| Task prompt |
Can you pull out the lines starting with the first one and going on through the line containing "price-tick: 6.95780: [1522, 248, 1555, 259]", both included, and copy them word for word?

-- Begin Data to process --

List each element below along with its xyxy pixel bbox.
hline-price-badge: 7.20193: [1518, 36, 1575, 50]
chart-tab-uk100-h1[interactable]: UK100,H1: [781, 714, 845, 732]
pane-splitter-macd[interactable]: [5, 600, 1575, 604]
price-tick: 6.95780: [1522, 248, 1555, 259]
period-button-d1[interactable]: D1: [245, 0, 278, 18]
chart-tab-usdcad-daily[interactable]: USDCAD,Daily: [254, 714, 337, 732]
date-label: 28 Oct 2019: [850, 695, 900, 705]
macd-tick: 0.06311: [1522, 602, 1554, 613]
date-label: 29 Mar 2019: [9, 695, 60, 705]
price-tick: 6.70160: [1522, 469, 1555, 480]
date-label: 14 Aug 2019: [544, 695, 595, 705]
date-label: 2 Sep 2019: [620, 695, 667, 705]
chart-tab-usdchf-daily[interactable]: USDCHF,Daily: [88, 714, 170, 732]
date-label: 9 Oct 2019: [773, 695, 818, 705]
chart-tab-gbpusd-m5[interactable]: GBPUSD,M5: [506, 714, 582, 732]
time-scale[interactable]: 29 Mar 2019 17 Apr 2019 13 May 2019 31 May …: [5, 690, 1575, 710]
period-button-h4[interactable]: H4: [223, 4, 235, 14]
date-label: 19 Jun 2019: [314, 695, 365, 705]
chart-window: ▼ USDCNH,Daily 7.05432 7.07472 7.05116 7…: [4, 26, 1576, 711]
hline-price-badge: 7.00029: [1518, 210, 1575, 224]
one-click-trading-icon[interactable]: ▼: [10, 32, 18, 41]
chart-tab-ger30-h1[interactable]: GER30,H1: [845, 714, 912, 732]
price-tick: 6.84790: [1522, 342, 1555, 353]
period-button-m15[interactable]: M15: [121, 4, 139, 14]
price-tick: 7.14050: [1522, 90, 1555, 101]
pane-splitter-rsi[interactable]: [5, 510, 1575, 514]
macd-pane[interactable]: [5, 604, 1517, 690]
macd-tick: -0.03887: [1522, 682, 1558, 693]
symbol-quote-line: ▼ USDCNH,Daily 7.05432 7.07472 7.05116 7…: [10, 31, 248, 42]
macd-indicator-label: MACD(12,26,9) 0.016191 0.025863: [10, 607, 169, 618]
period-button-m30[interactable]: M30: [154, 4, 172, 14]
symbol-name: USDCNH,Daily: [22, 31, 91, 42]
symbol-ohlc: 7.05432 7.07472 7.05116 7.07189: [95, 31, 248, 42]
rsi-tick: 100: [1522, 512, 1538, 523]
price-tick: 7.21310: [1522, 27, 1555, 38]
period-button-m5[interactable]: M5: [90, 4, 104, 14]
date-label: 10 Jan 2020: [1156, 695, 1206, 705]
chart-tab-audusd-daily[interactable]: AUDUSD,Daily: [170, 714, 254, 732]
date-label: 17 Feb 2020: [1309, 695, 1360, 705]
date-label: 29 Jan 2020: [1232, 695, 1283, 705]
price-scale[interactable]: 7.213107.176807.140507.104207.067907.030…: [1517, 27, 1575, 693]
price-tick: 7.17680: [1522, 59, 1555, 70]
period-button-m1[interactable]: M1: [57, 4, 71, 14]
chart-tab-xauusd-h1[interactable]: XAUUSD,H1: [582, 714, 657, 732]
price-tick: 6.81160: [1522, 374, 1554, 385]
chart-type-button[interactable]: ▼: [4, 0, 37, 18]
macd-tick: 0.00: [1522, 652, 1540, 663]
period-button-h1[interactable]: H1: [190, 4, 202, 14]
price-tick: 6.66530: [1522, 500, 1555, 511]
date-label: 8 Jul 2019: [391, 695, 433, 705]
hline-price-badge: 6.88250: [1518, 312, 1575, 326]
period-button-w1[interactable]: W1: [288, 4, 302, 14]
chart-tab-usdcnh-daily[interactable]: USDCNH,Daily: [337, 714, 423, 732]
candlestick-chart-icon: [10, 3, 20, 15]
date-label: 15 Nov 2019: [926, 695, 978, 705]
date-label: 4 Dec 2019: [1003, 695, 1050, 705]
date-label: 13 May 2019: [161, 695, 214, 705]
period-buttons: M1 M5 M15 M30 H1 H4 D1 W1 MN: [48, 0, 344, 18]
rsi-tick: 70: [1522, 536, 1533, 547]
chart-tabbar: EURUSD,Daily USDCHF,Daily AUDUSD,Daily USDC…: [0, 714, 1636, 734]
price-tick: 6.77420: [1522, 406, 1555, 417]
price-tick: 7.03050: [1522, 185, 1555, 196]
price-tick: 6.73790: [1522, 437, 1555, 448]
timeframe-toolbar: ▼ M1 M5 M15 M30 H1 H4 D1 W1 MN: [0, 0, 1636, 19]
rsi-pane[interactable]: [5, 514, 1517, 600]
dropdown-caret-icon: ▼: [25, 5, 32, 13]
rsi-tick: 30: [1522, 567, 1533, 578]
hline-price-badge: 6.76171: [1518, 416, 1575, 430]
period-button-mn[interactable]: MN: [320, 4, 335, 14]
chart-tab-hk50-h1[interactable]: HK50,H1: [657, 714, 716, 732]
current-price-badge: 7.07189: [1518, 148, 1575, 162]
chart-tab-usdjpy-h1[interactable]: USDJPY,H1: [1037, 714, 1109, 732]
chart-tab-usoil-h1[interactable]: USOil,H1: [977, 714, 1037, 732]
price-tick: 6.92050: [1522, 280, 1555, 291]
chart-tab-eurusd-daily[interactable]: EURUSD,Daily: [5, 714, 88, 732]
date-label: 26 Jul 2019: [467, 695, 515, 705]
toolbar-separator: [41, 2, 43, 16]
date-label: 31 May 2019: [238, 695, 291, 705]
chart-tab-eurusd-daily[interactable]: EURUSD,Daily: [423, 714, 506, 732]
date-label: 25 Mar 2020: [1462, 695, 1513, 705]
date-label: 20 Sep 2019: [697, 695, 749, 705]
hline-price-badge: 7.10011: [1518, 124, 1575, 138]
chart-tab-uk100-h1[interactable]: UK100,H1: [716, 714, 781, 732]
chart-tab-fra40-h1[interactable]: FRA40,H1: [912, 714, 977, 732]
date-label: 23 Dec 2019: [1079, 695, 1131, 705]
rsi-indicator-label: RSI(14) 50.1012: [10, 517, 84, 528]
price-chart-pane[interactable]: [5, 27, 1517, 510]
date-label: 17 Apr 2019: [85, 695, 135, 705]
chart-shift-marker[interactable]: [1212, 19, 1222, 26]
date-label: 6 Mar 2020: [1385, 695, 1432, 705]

-- End Data to process --

| Task answer |
List each element below along with its xyxy pixel bbox.
hline-price-badge: 7.20193: [1518, 36, 1575, 50]
chart-tab-uk100-h1[interactable]: UK100,H1: [781, 714, 845, 732]
pane-splitter-macd[interactable]: [5, 600, 1575, 604]
price-tick: 6.95780: [1522, 248, 1555, 259]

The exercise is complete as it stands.